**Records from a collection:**
+===+

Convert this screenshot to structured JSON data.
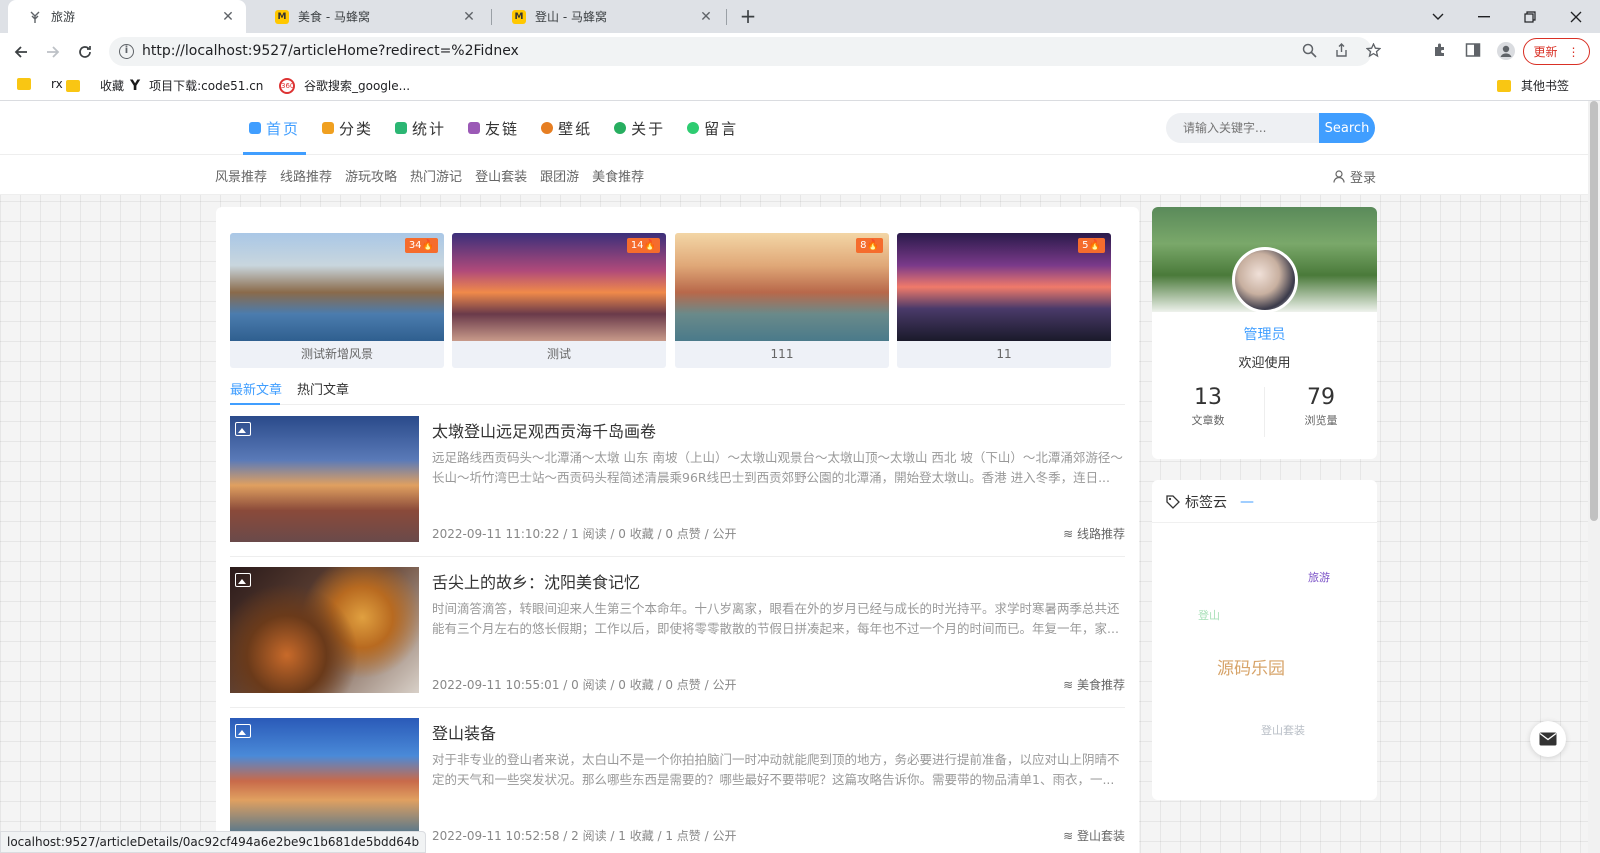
{
  "browser": {
    "tabs": [
      {
        "title": "旅游",
        "active": true
      },
      {
        "title": "美食 - 马蜂窝",
        "active": false
      },
      {
        "title": "登山 - 马蜂窝",
        "active": false
      }
    ],
    "url": "http://localhost:9527/articleHome?redirect=%2Fidnex",
    "update_label": "更新",
    "bookmarks": [
      "rx",
      "收藏",
      "项目下载:code51.cn",
      "谷歌搜索_google..."
    ],
    "other_bookmarks": "其他书签",
    "status_url": "localhost:9527/articleDetails/0ac92cf494a6e2be9c1b681de5bdd64b"
  },
  "site": {
    "nav": [
      {
        "label": "首页",
        "color": "#409eff",
        "active": true
      },
      {
        "label": "分类",
        "color": "#f0a020",
        "active": false
      },
      {
        "label": "统计",
        "color": "#2bb673",
        "active": false
      },
      {
        "label": "友链",
        "color": "#9b59b6",
        "active": false
      },
      {
        "label": "壁纸",
        "color": "#e67e22",
        "active": false
      },
      {
        "label": "关于",
        "color": "#27ae60",
        "active": false
      },
      {
        "label": "留言",
        "color": "#2ecc71",
        "active": false
      }
    ],
    "search": {
      "placeholder": "请输入关键字...",
      "button": "Search"
    },
    "subnav": [
      "风景推荐",
      "线路推荐",
      "游玩攻略",
      "热门游记",
      "登山套装",
      "跟团游",
      "美食推荐"
    ],
    "login": "登录",
    "cards": [
      {
        "title": "测试新增风景",
        "count": "34🔥"
      },
      {
        "title": "测试",
        "count": "14🔥"
      },
      {
        "title": "111",
        "count": "8🔥"
      },
      {
        "title": "11",
        "count": "5🔥"
      }
    ],
    "article_tabs": [
      "最新文章",
      "热门文章"
    ],
    "articles": [
      {
        "title": "太墩登山远足观西贡海千岛画卷",
        "summary": "远足路线西贡码头～北潭涌～太墩 山东 南坡（上山）～太墩山观景台～太墩山顶～太墩山 西北 坡（下山）～北潭涌郊游径～长山～圻竹湾巴士站～西贡码头程简述清晨乘96R线巴士到西贡郊野公園的北潭涌，開始登太墩山。香港 进入冬季，连日...",
        "meta": "2022-09-11 11:10:22 / 1 阅读 / 0 收藏 / 0 点赞 / 公开",
        "category": "线路推荐"
      },
      {
        "title": "舌尖上的故乡：沈阳美食记忆",
        "summary": "时间滴答滴答，转眼间迎来人生第三个本命年。十八岁离家，眼看在外的岁月已经与成长的时光持平。求学时寒暑两季总共还能有三个月左右的悠长假期；工作以后，即使将零零散散的节假日拼凑起来，每年也不过一个月的时间而已。年复一年，家...",
        "meta": "2022-09-11 10:55:01 / 0 阅读 / 0 收藏 / 0 点赞 / 公开",
        "category": "美食推荐"
      },
      {
        "title": "登山装备",
        "summary": "对于非专业的登山者来说，太白山不是一个你拍拍脑门一时冲动就能爬到顶的地方，务必要进行提前准备，以应对山上阴晴不定的天气和一些突发状况。那么哪些东西是需要的？哪些最好不要带呢？这篇攻略告诉你。需要带的物品清单1、雨衣，一...",
        "meta": "2022-09-11 10:52:58 / 2 阅读 / 1 收藏 / 1 点赞 / 公开",
        "category": "登山套装"
      }
    ],
    "profile": {
      "name": "管理员",
      "welcome": "欢迎使用",
      "stats": [
        {
          "num": "13",
          "label": "文章数"
        },
        {
          "num": "79",
          "label": "浏览量"
        }
      ]
    },
    "tagcloud": {
      "title": "标签云",
      "dash": "—",
      "tags": [
        {
          "text": "旅游",
          "color": "#7b52c7"
        },
        {
          "text": "登山",
          "color": "#a8e0b8"
        },
        {
          "text": "源码乐园",
          "color": "#d7a46a"
        },
        {
          "text": "登山套装",
          "color": "#b8bec6"
        }
      ]
    }
  }
}
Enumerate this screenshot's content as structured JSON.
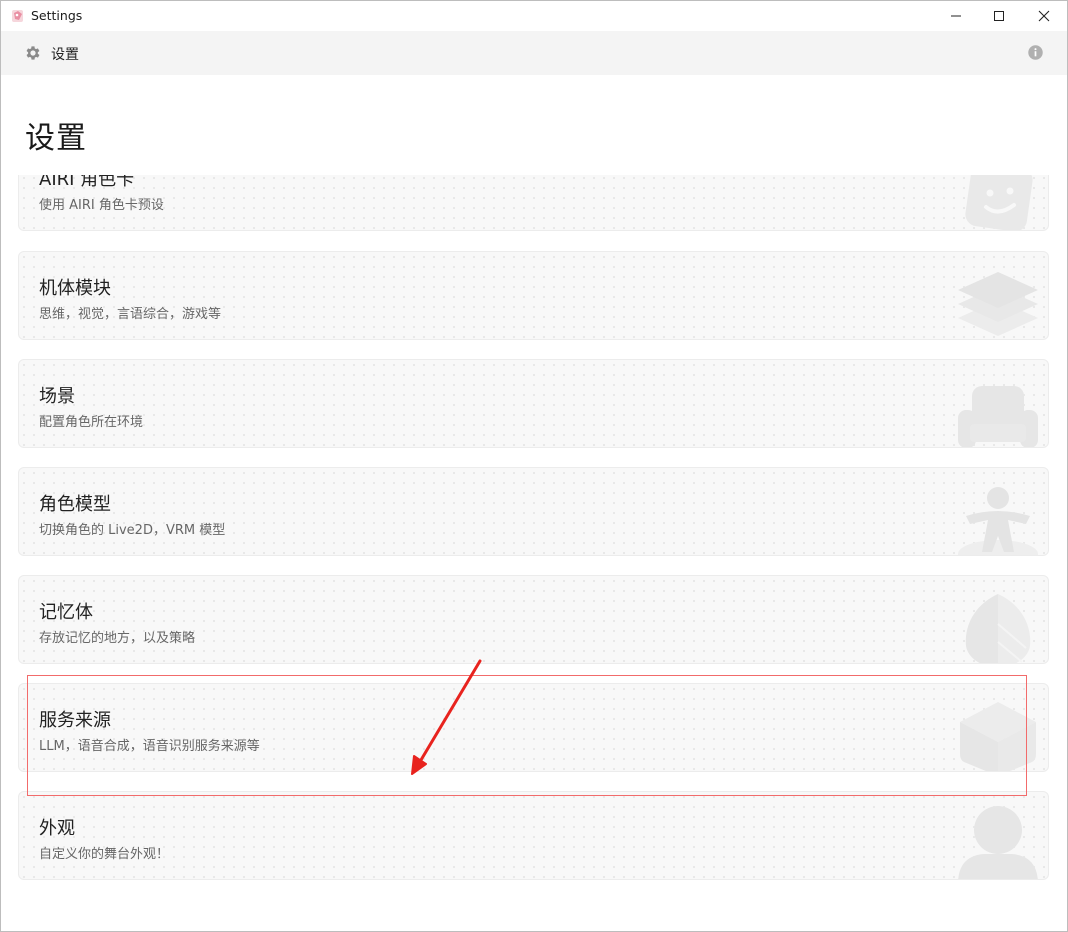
{
  "window": {
    "title": "Settings",
    "controls": [
      "minimize",
      "maximize",
      "close"
    ]
  },
  "toolbar": {
    "icon": "gear-icon",
    "label": "设置",
    "right_icon": "info-icon"
  },
  "page": {
    "title": "设置"
  },
  "cards": [
    {
      "title": "AIRI 角色卡",
      "description": "使用 AIRI 角色卡预设",
      "icon": "smiley-sticker-icon"
    },
    {
      "title": "机体模块",
      "description": "思维，视觉，言语综合，游戏等",
      "icon": "layers-icon"
    },
    {
      "title": "场景",
      "description": "配置角色所在环境",
      "icon": "armchair-icon"
    },
    {
      "title": "角色模型",
      "description": "切换角色的 Live2D，VRM 模型",
      "icon": "person-icon"
    },
    {
      "title": "记忆体",
      "description": "存放记忆的地方，以及策略",
      "icon": "leaf-icon"
    },
    {
      "title": "服务来源",
      "description": "LLM，语音合成，语音识别服务来源等",
      "icon": "cube-icon"
    },
    {
      "title": "外观",
      "description": "自定义你的舞台外观！",
      "icon": "avatar-icon"
    }
  ],
  "annotation": {
    "highlight_color": "#f26b6b",
    "arrow_color": "#e8231e"
  }
}
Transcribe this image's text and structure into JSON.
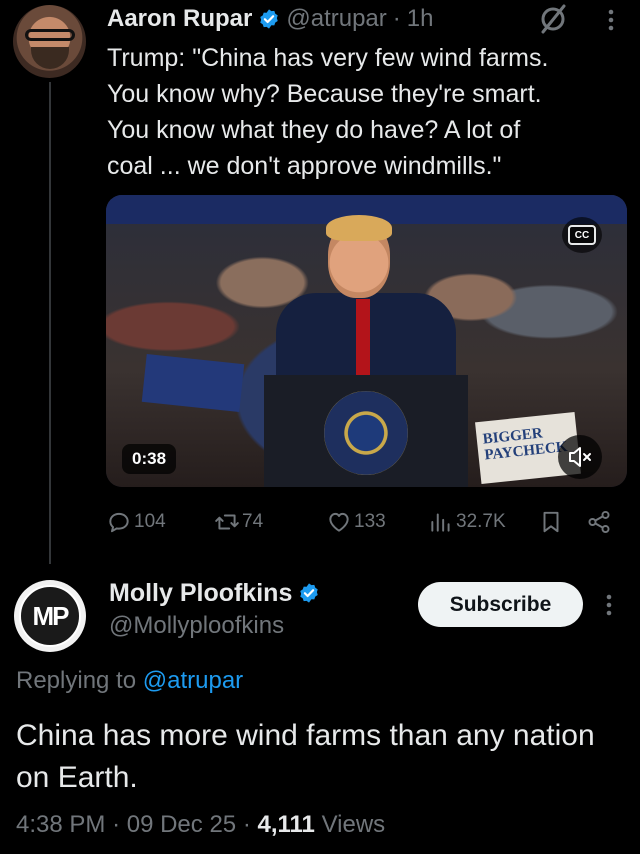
{
  "tweet": {
    "author_name": "Aaron Rupar",
    "handle": "@atrupar",
    "dot": "·",
    "time_ago": "1h",
    "text": "Trump: \"China has very few wind farms.\nYou know why? Because they're smart.\nYou know what they do have? A lot of\ncoal ... we don't approve windmills.\"",
    "video": {
      "duration": "0:38",
      "cc_label": "CC",
      "sign_text": "BIGGER\nPAYCHECK"
    },
    "actions": {
      "replies": "104",
      "reposts": "74",
      "likes": "133",
      "views": "32.7K"
    }
  },
  "reply": {
    "author_name": "Molly Ploofkins",
    "handle": "@Mollyploofkins",
    "avatar_initials": "MP",
    "subscribe_label": "Subscribe",
    "replying_prefix": "Replying to",
    "replying_to": "@atrupar",
    "text": "China has more wind farms than any nation on Earth.",
    "time": "4:38 PM",
    "sep1": "·",
    "date": "09 Dec 25",
    "sep2": "·",
    "views_count": "4,111",
    "views_label": "Views"
  },
  "colors": {
    "background": "#000000",
    "text": "#e7e9ea",
    "muted": "#71767b",
    "accent": "#1d9bf0",
    "thread_line": "#333639"
  },
  "icons": [
    "verified-badge-icon",
    "grok-icon",
    "more-icon",
    "closed-captions-icon",
    "mute-icon",
    "reply-icon",
    "repost-icon",
    "like-icon",
    "views-icon",
    "bookmark-icon",
    "share-icon"
  ]
}
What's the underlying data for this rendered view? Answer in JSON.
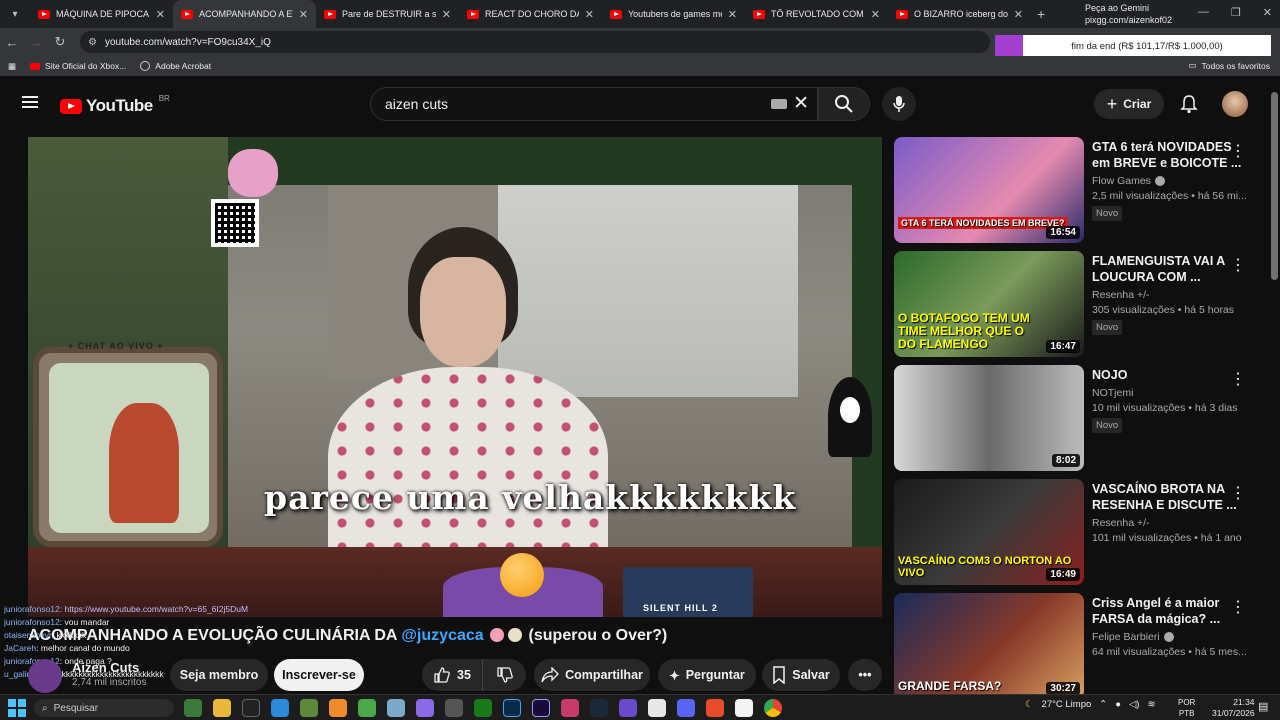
{
  "browser": {
    "tabs": [
      {
        "title": "MÁQUINA DE PIPOCA DO",
        "active": false
      },
      {
        "title": "ACOMPANHANDO A EVOL",
        "active": true
      },
      {
        "title": "Pare de DESTRUIR a sua pa",
        "active": false
      },
      {
        "title": "REACT DO CHORO DA GA",
        "active": false
      },
      {
        "title": "Youtubers de games me o",
        "active": false
      },
      {
        "title": "TÔ REVOLTADO COM A SE",
        "active": false
      },
      {
        "title": "O BIZARRO iceberg dos co",
        "active": false
      }
    ],
    "new_tab": "+",
    "gemini": {
      "line1": "Peça ao Gemini",
      "line2": "pixgg.com/aizenkof02"
    },
    "url": "youtube.com/watch?v=FO9cu34X_iQ",
    "donation_text": "fim da end (R$ 101,17/R$ 1.000,00)",
    "donation_progress": 0.10117,
    "bookmarks": [
      {
        "label": "Site Oficial do Xbox...",
        "icon": "youtube-icon"
      },
      {
        "label": "Adobe Acrobat",
        "icon": "acrobat-icon"
      }
    ],
    "all_favorites": "Todos os favoritos"
  },
  "youtube": {
    "logo_text": "YouTube",
    "region": "BR",
    "search_query": "aizen cuts",
    "create_label": "Criar"
  },
  "video": {
    "caption": "parece uma velhakkkkkkkk",
    "overlay_chat_label": "+ CHAT AO VIVO +",
    "overlay_game_label": "SILENT HILL 2",
    "title_prefix": "ACOMPANHANDO A EVOLUÇÃO CULINÁRIA DA ",
    "title_tag": "@juzycaca",
    "title_suffix": " (superou o Over?)",
    "channel_name": "Aizen Cuts",
    "subscribers": "2,74 mil inscritos",
    "join_label": "Seja membro",
    "subscribe_label": "Inscrever-se",
    "likes": "35",
    "share_label": "Compartilhar",
    "ask_label": "Perguntar",
    "save_label": "Salvar"
  },
  "overlay_chat": [
    {
      "user": "juniorafonso12",
      "msg": ": https://www.youtube.com/watch?v=65_6I2j5DuM"
    },
    {
      "user": "juniorafonso12",
      "msg": ": vou mandar"
    },
    {
      "user": "otaisenkovvr",
      "msg": ": kkkkkkk"
    },
    {
      "user": "JaCareh",
      "msg": ": melhor canal do mundo"
    },
    {
      "user": "juniorafonso12",
      "msg": ": onde paga ?"
    },
    {
      "user": "u_galin",
      "msg": ": kkkkkkkkkkkkkkkkkkkkkkkkkkkkkk"
    }
  ],
  "recommendations": [
    {
      "title": "GTA 6 terá NOVIDADES em BREVE e BOICOTE ...",
      "channel": "Flow Games",
      "verified": true,
      "views": "2,5 mil visualizações",
      "age": "há 56 mi...",
      "badge": "Novo",
      "duration": "16:54",
      "thumb_text": "GTA 6 TERÁ NOVIDADES EM BREVE?"
    },
    {
      "title": "FLAMENGUISTA VAI A LOUCURA COM ...",
      "channel": "Resenha +/-",
      "verified": false,
      "views": "305 visualizações",
      "age": "há 5 horas",
      "badge": "Novo",
      "duration": "16:47",
      "thumb_text": "O BOTAFOGO TEM UM TIME MELHOR QUE O DO FLAMENGO"
    },
    {
      "title": "NOJO",
      "channel": "NOTjemi",
      "verified": false,
      "views": "10 mil visualizações",
      "age": "há 3 dias",
      "badge": "Novo",
      "duration": "8:02",
      "thumb_text": ""
    },
    {
      "title": "VASCAÍNO BROTA NA RESENHA E DISCUTE ...",
      "channel": "Resenha +/-",
      "verified": false,
      "views": "101 mil visualizações",
      "age": "há 1 ano",
      "badge": "",
      "duration": "16:49",
      "thumb_text": "VASCAÍNO COM3 O NORTON AO VIVO"
    },
    {
      "title": "Criss Angel é a maior FARSA da mágica? ...",
      "channel": "Felipe Barbieri",
      "verified": true,
      "views": "64 mil visualizações",
      "age": "há 5 mes...",
      "badge": "",
      "duration": "30:27",
      "thumb_text": "GRANDE FARSA?"
    }
  ],
  "taskbar": {
    "search_placeholder": "Pesquisar",
    "weather": "27°C  Limpo",
    "lang1": "POR",
    "lang2": "PTB",
    "time": "21:34",
    "date": "31/07/2026"
  }
}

+===+

**Exercise:** Using the listing, say how many lines include the word "ACOMPANHANDO", and add nothing else.

**Correct result:** 2